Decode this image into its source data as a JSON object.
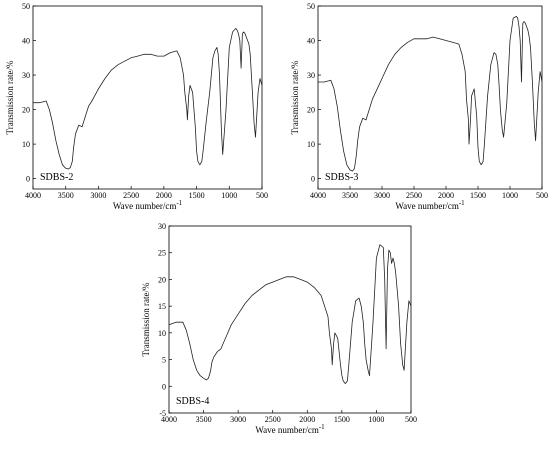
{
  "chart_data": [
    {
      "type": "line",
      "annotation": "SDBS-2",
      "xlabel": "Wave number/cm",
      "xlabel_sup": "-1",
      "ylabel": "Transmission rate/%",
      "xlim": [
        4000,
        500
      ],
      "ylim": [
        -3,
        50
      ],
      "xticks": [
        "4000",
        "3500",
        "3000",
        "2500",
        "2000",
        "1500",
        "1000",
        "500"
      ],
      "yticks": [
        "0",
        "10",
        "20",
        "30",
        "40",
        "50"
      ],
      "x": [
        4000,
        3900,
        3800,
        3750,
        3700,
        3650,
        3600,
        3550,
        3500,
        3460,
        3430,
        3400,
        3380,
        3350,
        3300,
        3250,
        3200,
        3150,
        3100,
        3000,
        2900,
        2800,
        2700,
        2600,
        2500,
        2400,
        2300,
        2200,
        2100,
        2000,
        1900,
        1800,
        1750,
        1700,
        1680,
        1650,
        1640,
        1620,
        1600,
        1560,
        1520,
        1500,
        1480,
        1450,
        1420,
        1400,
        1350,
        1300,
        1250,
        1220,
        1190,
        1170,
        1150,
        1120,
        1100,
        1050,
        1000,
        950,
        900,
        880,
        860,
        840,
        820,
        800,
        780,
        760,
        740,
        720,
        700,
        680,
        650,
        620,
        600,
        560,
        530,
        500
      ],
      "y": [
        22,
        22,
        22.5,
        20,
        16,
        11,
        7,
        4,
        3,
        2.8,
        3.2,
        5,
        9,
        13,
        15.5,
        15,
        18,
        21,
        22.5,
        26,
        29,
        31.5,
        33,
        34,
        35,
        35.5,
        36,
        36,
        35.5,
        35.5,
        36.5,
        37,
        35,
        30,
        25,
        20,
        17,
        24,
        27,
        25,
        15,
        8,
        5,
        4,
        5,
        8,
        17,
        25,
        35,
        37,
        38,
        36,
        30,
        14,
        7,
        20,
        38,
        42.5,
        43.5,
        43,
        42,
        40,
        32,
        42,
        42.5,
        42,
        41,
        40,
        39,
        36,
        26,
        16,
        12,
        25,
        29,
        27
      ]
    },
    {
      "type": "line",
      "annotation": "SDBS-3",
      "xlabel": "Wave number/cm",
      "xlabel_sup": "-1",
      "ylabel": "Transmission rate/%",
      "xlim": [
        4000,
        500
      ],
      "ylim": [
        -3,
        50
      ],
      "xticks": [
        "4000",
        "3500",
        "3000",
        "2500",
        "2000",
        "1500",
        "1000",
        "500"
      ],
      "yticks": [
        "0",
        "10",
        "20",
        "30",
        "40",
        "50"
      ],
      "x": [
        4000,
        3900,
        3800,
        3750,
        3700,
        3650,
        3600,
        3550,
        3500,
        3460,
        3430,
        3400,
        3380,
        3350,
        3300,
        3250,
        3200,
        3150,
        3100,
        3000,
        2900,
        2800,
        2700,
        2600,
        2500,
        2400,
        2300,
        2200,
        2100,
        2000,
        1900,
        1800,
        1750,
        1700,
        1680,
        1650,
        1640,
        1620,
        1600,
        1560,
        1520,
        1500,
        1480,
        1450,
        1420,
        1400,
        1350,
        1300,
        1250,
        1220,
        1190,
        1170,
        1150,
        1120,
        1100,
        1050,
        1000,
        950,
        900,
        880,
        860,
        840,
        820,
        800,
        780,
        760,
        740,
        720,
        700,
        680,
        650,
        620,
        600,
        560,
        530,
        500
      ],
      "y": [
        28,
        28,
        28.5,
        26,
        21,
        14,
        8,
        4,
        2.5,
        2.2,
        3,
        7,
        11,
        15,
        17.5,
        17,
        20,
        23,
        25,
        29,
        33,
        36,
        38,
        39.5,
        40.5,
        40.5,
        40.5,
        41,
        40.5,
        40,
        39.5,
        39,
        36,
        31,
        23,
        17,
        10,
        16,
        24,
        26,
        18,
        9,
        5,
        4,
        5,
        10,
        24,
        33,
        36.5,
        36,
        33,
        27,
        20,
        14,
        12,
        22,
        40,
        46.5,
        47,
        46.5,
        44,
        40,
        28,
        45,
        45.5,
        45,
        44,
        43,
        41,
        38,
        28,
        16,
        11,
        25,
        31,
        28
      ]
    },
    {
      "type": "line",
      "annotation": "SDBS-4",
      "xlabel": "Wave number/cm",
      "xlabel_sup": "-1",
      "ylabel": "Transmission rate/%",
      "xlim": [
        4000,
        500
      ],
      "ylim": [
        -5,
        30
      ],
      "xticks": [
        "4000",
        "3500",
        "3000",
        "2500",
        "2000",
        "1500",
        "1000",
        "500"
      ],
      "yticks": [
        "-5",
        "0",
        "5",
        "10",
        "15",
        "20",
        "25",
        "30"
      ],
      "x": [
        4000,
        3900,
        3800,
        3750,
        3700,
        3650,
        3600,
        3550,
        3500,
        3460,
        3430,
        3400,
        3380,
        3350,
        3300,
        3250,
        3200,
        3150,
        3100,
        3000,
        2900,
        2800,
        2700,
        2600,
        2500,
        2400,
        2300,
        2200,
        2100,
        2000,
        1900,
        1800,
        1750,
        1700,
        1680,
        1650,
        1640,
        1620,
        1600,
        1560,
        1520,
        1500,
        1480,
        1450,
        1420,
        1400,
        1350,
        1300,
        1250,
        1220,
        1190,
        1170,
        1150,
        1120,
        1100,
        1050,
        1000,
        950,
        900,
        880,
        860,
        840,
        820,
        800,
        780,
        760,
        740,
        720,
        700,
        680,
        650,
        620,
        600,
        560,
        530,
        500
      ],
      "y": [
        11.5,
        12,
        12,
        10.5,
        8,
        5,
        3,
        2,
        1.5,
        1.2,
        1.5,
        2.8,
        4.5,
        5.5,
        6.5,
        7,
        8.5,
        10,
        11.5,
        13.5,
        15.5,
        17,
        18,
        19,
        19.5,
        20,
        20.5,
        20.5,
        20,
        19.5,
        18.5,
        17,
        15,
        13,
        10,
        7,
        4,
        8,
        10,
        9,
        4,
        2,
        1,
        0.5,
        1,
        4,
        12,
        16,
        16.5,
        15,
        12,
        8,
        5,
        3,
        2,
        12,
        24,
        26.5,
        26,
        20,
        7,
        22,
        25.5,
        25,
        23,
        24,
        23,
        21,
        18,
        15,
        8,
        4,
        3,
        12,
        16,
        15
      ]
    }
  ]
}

*Task requirements:* Except for the pictures, print the data above exactly.

*Full solution:*
Decode this image into its source data as a JSON object.
{
  "chart_data": [
    {
      "type": "line",
      "annotation": "SDBS-2",
      "xlabel": "Wave number/cm",
      "xlabel_sup": "-1",
      "ylabel": "Transmission rate/%",
      "xlim": [
        4000,
        500
      ],
      "ylim": [
        -3,
        50
      ],
      "xticks": [
        "4000",
        "3500",
        "3000",
        "2500",
        "2000",
        "1500",
        "1000",
        "500"
      ],
      "yticks": [
        "0",
        "10",
        "20",
        "30",
        "40",
        "50"
      ],
      "x": [
        4000,
        3900,
        3800,
        3750,
        3700,
        3650,
        3600,
        3550,
        3500,
        3460,
        3430,
        3400,
        3380,
        3350,
        3300,
        3250,
        3200,
        3150,
        3100,
        3000,
        2900,
        2800,
        2700,
        2600,
        2500,
        2400,
        2300,
        2200,
        2100,
        2000,
        1900,
        1800,
        1750,
        1700,
        1680,
        1650,
        1640,
        1620,
        1600,
        1560,
        1520,
        1500,
        1480,
        1450,
        1420,
        1400,
        1350,
        1300,
        1250,
        1220,
        1190,
        1170,
        1150,
        1120,
        1100,
        1050,
        1000,
        950,
        900,
        880,
        860,
        840,
        820,
        800,
        780,
        760,
        740,
        720,
        700,
        680,
        650,
        620,
        600,
        560,
        530,
        500
      ],
      "y": [
        22,
        22,
        22.5,
        20,
        16,
        11,
        7,
        4,
        3,
        2.8,
        3.2,
        5,
        9,
        13,
        15.5,
        15,
        18,
        21,
        22.5,
        26,
        29,
        31.5,
        33,
        34,
        35,
        35.5,
        36,
        36,
        35.5,
        35.5,
        36.5,
        37,
        35,
        30,
        25,
        20,
        17,
        24,
        27,
        25,
        15,
        8,
        5,
        4,
        5,
        8,
        17,
        25,
        35,
        37,
        38,
        36,
        30,
        14,
        7,
        20,
        38,
        42.5,
        43.5,
        43,
        42,
        40,
        32,
        42,
        42.5,
        42,
        41,
        40,
        39,
        36,
        26,
        16,
        12,
        25,
        29,
        27
      ]
    },
    {
      "type": "line",
      "annotation": "SDBS-3",
      "xlabel": "Wave number/cm",
      "xlabel_sup": "-1",
      "ylabel": "Transmission rate/%",
      "xlim": [
        4000,
        500
      ],
      "ylim": [
        -3,
        50
      ],
      "xticks": [
        "4000",
        "3500",
        "3000",
        "2500",
        "2000",
        "1500",
        "1000",
        "500"
      ],
      "yticks": [
        "0",
        "10",
        "20",
        "30",
        "40",
        "50"
      ],
      "x": [
        4000,
        3900,
        3800,
        3750,
        3700,
        3650,
        3600,
        3550,
        3500,
        3460,
        3430,
        3400,
        3380,
        3350,
        3300,
        3250,
        3200,
        3150,
        3100,
        3000,
        2900,
        2800,
        2700,
        2600,
        2500,
        2400,
        2300,
        2200,
        2100,
        2000,
        1900,
        1800,
        1750,
        1700,
        1680,
        1650,
        1640,
        1620,
        1600,
        1560,
        1520,
        1500,
        1480,
        1450,
        1420,
        1400,
        1350,
        1300,
        1250,
        1220,
        1190,
        1170,
        1150,
        1120,
        1100,
        1050,
        1000,
        950,
        900,
        880,
        860,
        840,
        820,
        800,
        780,
        760,
        740,
        720,
        700,
        680,
        650,
        620,
        600,
        560,
        530,
        500
      ],
      "y": [
        28,
        28,
        28.5,
        26,
        21,
        14,
        8,
        4,
        2.5,
        2.2,
        3,
        7,
        11,
        15,
        17.5,
        17,
        20,
        23,
        25,
        29,
        33,
        36,
        38,
        39.5,
        40.5,
        40.5,
        40.5,
        41,
        40.5,
        40,
        39.5,
        39,
        36,
        31,
        23,
        17,
        10,
        16,
        24,
        26,
        18,
        9,
        5,
        4,
        5,
        10,
        24,
        33,
        36.5,
        36,
        33,
        27,
        20,
        14,
        12,
        22,
        40,
        46.5,
        47,
        46.5,
        44,
        40,
        28,
        45,
        45.5,
        45,
        44,
        43,
        41,
        38,
        28,
        16,
        11,
        25,
        31,
        28
      ]
    },
    {
      "type": "line",
      "annotation": "SDBS-4",
      "xlabel": "Wave number/cm",
      "xlabel_sup": "-1",
      "ylabel": "Transmission rate/%",
      "xlim": [
        4000,
        500
      ],
      "ylim": [
        -5,
        30
      ],
      "xticks": [
        "4000",
        "3500",
        "3000",
        "2500",
        "2000",
        "1500",
        "1000",
        "500"
      ],
      "yticks": [
        "-5",
        "0",
        "5",
        "10",
        "15",
        "20",
        "25",
        "30"
      ],
      "x": [
        4000,
        3900,
        3800,
        3750,
        3700,
        3650,
        3600,
        3550,
        3500,
        3460,
        3430,
        3400,
        3380,
        3350,
        3300,
        3250,
        3200,
        3150,
        3100,
        3000,
        2900,
        2800,
        2700,
        2600,
        2500,
        2400,
        2300,
        2200,
        2100,
        2000,
        1900,
        1800,
        1750,
        1700,
        1680,
        1650,
        1640,
        1620,
        1600,
        1560,
        1520,
        1500,
        1480,
        1450,
        1420,
        1400,
        1350,
        1300,
        1250,
        1220,
        1190,
        1170,
        1150,
        1120,
        1100,
        1050,
        1000,
        950,
        900,
        880,
        860,
        840,
        820,
        800,
        780,
        760,
        740,
        720,
        700,
        680,
        650,
        620,
        600,
        560,
        530,
        500
      ],
      "y": [
        11.5,
        12,
        12,
        10.5,
        8,
        5,
        3,
        2,
        1.5,
        1.2,
        1.5,
        2.8,
        4.5,
        5.5,
        6.5,
        7,
        8.5,
        10,
        11.5,
        13.5,
        15.5,
        17,
        18,
        19,
        19.5,
        20,
        20.5,
        20.5,
        20,
        19.5,
        18.5,
        17,
        15,
        13,
        10,
        7,
        4,
        8,
        10,
        9,
        4,
        2,
        1,
        0.5,
        1,
        4,
        12,
        16,
        16.5,
        15,
        12,
        8,
        5,
        3,
        2,
        12,
        24,
        26.5,
        26,
        20,
        7,
        22,
        25.5,
        25,
        23,
        24,
        23,
        21,
        18,
        15,
        8,
        4,
        3,
        12,
        16,
        15
      ]
    }
  ]
}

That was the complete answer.